--- BEGIN RECORDS FOR THIS TASK ---

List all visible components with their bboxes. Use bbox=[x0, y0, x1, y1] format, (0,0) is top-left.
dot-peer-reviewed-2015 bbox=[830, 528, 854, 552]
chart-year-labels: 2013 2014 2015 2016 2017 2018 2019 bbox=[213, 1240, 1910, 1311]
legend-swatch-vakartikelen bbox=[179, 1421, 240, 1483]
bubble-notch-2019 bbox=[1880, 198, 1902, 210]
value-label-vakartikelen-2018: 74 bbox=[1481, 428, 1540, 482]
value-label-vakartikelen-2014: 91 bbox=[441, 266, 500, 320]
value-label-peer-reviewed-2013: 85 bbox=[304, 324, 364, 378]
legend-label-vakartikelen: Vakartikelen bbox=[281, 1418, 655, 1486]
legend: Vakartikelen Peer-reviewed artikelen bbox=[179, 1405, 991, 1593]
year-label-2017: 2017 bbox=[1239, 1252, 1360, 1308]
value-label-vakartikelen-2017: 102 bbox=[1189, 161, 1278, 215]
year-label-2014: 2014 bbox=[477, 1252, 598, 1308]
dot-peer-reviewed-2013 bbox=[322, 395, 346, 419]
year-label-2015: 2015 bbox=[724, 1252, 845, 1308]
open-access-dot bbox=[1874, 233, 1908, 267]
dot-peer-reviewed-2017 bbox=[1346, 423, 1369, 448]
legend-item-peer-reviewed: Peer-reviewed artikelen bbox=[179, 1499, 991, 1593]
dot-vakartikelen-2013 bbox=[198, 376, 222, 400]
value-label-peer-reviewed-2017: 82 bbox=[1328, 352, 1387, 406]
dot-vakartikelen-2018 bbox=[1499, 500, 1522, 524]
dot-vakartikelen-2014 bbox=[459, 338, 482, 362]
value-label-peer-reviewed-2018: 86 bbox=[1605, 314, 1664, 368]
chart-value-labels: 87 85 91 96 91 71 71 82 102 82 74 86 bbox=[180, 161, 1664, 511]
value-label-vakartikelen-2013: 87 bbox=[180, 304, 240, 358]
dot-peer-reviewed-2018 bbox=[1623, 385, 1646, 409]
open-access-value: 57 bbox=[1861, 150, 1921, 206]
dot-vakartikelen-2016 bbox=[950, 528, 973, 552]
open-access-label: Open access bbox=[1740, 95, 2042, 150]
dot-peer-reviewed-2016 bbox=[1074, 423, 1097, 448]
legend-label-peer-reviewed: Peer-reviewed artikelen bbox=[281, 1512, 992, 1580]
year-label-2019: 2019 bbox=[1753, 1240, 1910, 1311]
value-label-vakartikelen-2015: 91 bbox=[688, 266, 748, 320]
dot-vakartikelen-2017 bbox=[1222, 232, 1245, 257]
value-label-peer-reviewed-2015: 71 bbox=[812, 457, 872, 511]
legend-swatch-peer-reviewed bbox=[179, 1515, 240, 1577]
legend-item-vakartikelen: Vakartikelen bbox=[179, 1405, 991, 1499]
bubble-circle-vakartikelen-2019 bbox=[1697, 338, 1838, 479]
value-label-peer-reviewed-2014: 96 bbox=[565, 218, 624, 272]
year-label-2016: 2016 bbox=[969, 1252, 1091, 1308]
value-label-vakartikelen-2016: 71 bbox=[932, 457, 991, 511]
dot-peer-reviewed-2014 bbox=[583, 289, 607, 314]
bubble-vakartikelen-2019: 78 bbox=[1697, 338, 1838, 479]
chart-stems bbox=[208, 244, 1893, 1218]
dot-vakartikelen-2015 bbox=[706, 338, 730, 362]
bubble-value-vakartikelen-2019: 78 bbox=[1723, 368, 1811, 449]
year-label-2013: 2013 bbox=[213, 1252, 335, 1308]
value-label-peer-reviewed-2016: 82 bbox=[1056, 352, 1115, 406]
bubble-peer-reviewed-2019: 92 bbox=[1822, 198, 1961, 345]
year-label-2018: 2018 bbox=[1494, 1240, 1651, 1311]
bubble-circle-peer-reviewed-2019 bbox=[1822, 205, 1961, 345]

--- END RECORDS FOR THIS TASK ---

» **EXERCISE DETAILS**:
Can you render each line of the listing above as a JSON list of strings, with one string per line and blank lines omitted?

» **EXPECTED ANSWER**:
[
  "List all visible components with their bboxes. Use bbox=[x0, y0, x1, y1] format, (0,0) is top-left.",
  "dot-peer-reviewed-2015 bbox=[830, 528, 854, 552]",
  "chart-year-labels: 2013 2014 2015 2016 2017 2018 2019 bbox=[213, 1240, 1910, 1311]",
  "legend-swatch-vakartikelen bbox=[179, 1421, 240, 1483]",
  "bubble-notch-2019 bbox=[1880, 198, 1902, 210]",
  "value-label-vakartikelen-2018: 74 bbox=[1481, 428, 1540, 482]",
  "value-label-vakartikelen-2014: 91 bbox=[441, 266, 500, 320]",
  "value-label-peer-reviewed-2013: 85 bbox=[304, 324, 364, 378]",
  "legend-label-vakartikelen: Vakartikelen bbox=[281, 1418, 655, 1486]",
  "legend: Vakartikelen Peer-reviewed artikelen bbox=[179, 1405, 991, 1593]",
  "year-label-2017: 2017 bbox=[1239, 1252, 1360, 1308]",
  "value-label-vakartikelen-2017: 102 bbox=[1189, 161, 1278, 215]",
  "year-label-2014: 2014 bbox=[477, 1252, 598, 1308]",
  "dot-peer-reviewed-2013 bbox=[322, 395, 346, 419]",
  "year-label-2015: 2015 bbox=[724, 1252, 845, 1308]",
  "open-access-dot bbox=[1874, 233, 1908, 267]",
  "dot-peer-reviewed-2017 bbox=[1346, 423, 1369, 448]",
  "legend-item-peer-reviewed: Peer-reviewed artikelen bbox=[179, 1499, 991, 1593]",
  "dot-vakartikelen-2013 bbox=[198, 376, 222, 400]",
  "value-label-peer-reviewed-2017: 82 bbox=[1328, 352, 1387, 406]",
  "dot-vakartikelen-2018 bbox=[1499, 500, 1522, 524]",
  "dot-vakartikelen-2014 bbox=[459, 338, 482, 362]",
  "value-label-peer-reviewed-2018: 86 bbox=[1605, 314, 1664, 368]",
  "chart-value-labels: 87 85 91 96 91 71 71 82 102 82 74 86 bbox=[180, 161, 1664, 511]",
  "value-label-vakartikelen-2013: 87 bbox=[180, 304, 240, 358]",
  "dot-peer-reviewed-2018 bbox=[1623, 385, 1646, 409]",
  "open-access-value: 57 bbox=[1861, 150, 1921, 206]",
  "dot-vakartikelen-2016 bbox=[950, 528, 973, 552]",
  "open-access-label: Open access bbox=[1740, 95, 2042, 150]",
  "dot-peer-reviewed-2016 bbox=[1074, 423, 1097, 448]",
  "legend-label-peer-reviewed: Peer-reviewed artikelen bbox=[281, 1512, 992, 1580]",
  "year-label-2019: 2019 bbox=[1753, 1240, 1910, 1311]",
  "value-label-vakartikelen-2015: 91 bbox=[688, 266, 748, 320]",
  "dot-vakartikelen-2017 bbox=[1222, 232, 1245, 257]",
  "value-label-peer-reviewed-2015: 71 bbox=[812, 457, 872, 511]",
  "legend-swatch-peer-reviewed bbox=[179, 1515, 240, 1577]",
  "legend-item-vakartikelen: Vakartikelen bbox=[179, 1405, 991, 1499]",
  "bubble-circle-vakartikelen-2019 bbox=[1697, 338, 1838, 479]",
  "value-label-peer-reviewed-2014: 96 bbox=[565, 218, 624, 272]",
  "year-label-2016: 2016 bbox=[969, 1252, 1091, 1308]",
  "value-label-vakartikelen-2016: 71 bbox=[932, 457, 991, 511]",
  "dot-peer-reviewed-2014 bbox=[583, 289, 607, 314]",
  "bubble-vakartikelen-2019: 78 bbox=[1697, 338, 1838, 479]",
  "chart-stems bbox=[208, 244, 1893, 1218]",
  "dot-vakartikelen-2015 bbox=[706, 338, 730, 362]",
  "bubble-value-vakartikelen-2019: 78 bbox=[1723, 368, 1811, 449]",
  "year-label-2013: 2013 bbox=[213, 1252, 335, 1308]",
  "value-label-peer-reviewed-2016: 82 bbox=[1056, 352, 1115, 406]",
  "bubble-peer-reviewed-2019: 92 bbox=[1822, 198, 1961, 345]",
  "year-label-2018: 2018 bbox=[1494, 1240, 1651, 1311]",
  "bubble-circle-peer-reviewed-2019 bbox=[1822, 205, 1961, 345]"
]